Every record should be written out exactly, please.

┌────────

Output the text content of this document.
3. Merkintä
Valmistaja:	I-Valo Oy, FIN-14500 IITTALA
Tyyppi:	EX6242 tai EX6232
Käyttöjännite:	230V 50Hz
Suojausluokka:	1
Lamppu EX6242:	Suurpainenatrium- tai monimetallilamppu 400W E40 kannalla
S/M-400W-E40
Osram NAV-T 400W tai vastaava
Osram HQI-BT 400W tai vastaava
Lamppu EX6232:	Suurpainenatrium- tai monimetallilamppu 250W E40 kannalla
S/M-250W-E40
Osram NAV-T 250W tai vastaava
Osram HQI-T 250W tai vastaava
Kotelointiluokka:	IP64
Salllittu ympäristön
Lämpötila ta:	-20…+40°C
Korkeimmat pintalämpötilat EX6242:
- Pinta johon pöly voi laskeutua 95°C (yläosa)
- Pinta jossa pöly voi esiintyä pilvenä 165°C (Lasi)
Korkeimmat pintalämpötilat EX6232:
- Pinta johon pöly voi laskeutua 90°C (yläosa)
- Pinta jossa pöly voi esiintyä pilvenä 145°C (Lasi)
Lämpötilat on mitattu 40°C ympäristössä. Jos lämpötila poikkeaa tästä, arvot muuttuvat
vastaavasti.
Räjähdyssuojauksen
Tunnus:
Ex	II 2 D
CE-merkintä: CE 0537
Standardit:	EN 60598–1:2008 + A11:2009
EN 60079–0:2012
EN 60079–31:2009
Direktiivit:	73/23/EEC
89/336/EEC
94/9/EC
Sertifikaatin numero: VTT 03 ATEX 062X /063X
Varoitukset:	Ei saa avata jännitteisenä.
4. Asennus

└────────

» Response to the exercise:
Output the text content of this document.
3. Merkintä
Valmistaja:	I-Valo Oy, FIN-14500 IITTALA
Tyyppi:	EX6242 tai EX6232
Käyttöjännite:	230V 50Hz
Suojausluokka:	1
Lamppu EX6242:	Suurpainenatrium- tai monimetallilamppu 400W E40 kannalla
S/M-400W-E40
Osram NAV-T 400W tai vastaava
Osram HQI-BT 400W tai vastaava
Lamppu EX6232:	Suurpainenatrium- tai monimetallilamppu 250W E40 kannalla
S/M-250W-E40
Osram NAV-T 250W tai vastaava
Osram HQI-T 250W tai vastaava
Kotelointiluokka:	IP64
Salllittu ympäristön
Lämpötila ta:	-20…+40°C
Korkeimmat pintalämpötilat EX6242:
- Pinta johon pöly voi laskeutua 95°C (yläosa)
- Pinta jossa pöly voi esiintyä pilvenä 165°C (Lasi)
Korkeimmat pintalämpötilat EX6232:
- Pinta johon pöly voi laskeutua 90°C (yläosa)
- Pinta jossa pöly voi esiintyä pilvenä 145°C (Lasi)
Lämpötilat on mitattu 40°C ympäristössä. Jos lämpötila poikkeaa tästä, arvot muuttuvat
vastaavasti.
Räjähdyssuojauksen
Tunnus:
Ex	II 2 D
CE-merkintä: CE 0537
Standardit:	EN 60598–1:2008 + A11:2009
EN 60079–0:2012
EN 60079–31:2009
Direktiivit:	73/23/EEC
89/336/EEC
94/9/EC
Sertifikaatin numero: VTT 03 ATEX 062X /063X
Varoitukset:	Ei saa avata jännitteisenä.
4. Asennus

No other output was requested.